SET EXERCISE
Select, from the material below, each line with "JSON" in it.

Stored data
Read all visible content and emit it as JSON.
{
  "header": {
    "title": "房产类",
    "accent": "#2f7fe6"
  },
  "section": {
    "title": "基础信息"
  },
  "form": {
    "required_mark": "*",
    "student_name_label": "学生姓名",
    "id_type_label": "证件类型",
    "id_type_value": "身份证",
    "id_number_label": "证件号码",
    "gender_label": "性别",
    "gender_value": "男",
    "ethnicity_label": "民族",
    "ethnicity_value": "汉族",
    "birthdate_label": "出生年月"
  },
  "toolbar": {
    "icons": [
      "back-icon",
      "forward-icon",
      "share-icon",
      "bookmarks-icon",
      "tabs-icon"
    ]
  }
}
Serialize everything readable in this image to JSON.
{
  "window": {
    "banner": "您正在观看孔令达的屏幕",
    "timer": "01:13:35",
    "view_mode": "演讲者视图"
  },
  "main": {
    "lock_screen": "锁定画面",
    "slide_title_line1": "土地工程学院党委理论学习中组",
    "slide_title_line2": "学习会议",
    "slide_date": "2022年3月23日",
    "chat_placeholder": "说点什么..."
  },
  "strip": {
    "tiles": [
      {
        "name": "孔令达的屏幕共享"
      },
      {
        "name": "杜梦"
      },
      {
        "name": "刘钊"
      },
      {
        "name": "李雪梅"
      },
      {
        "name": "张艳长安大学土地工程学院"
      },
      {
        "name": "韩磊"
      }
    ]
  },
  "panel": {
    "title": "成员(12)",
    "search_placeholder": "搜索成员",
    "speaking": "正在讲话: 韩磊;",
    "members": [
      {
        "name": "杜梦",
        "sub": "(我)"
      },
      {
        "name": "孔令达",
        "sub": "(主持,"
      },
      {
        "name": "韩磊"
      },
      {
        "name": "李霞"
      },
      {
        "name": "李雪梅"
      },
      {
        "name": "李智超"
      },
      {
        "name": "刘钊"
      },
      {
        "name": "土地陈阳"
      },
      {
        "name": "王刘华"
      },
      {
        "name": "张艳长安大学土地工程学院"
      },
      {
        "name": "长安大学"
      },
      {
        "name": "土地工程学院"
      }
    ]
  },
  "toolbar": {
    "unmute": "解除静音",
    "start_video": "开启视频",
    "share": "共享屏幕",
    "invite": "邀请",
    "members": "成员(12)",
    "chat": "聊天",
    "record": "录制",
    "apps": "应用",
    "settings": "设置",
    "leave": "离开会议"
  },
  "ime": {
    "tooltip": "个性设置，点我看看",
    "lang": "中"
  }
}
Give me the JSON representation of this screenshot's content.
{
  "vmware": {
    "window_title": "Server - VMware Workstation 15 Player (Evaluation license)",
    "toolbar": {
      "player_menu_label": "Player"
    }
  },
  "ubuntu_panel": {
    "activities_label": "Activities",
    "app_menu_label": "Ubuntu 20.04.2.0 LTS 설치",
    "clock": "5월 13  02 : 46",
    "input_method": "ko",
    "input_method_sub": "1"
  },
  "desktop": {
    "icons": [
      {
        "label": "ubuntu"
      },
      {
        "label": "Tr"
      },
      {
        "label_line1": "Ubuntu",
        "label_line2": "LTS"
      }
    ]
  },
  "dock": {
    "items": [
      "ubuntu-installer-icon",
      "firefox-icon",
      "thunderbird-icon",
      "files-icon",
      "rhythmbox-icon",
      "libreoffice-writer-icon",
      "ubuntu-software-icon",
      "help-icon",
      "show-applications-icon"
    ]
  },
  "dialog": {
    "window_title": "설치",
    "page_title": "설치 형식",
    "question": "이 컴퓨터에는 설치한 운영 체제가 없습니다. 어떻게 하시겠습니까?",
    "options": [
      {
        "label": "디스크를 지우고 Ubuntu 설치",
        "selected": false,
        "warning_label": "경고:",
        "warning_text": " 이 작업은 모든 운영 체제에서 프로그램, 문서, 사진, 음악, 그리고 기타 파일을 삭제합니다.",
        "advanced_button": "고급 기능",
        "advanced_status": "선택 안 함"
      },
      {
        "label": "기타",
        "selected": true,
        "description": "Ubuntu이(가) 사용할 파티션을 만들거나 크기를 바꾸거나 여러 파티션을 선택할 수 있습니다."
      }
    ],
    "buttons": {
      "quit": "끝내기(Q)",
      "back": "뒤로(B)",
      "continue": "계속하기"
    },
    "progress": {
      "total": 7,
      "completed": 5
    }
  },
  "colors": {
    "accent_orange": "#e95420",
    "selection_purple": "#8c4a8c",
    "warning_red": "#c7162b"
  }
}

FINISHED TASK
Read all visible content and emit it as JSON.
Serialize everything readable in this image to JSON.
Give me the JSON representation of this screenshot's content.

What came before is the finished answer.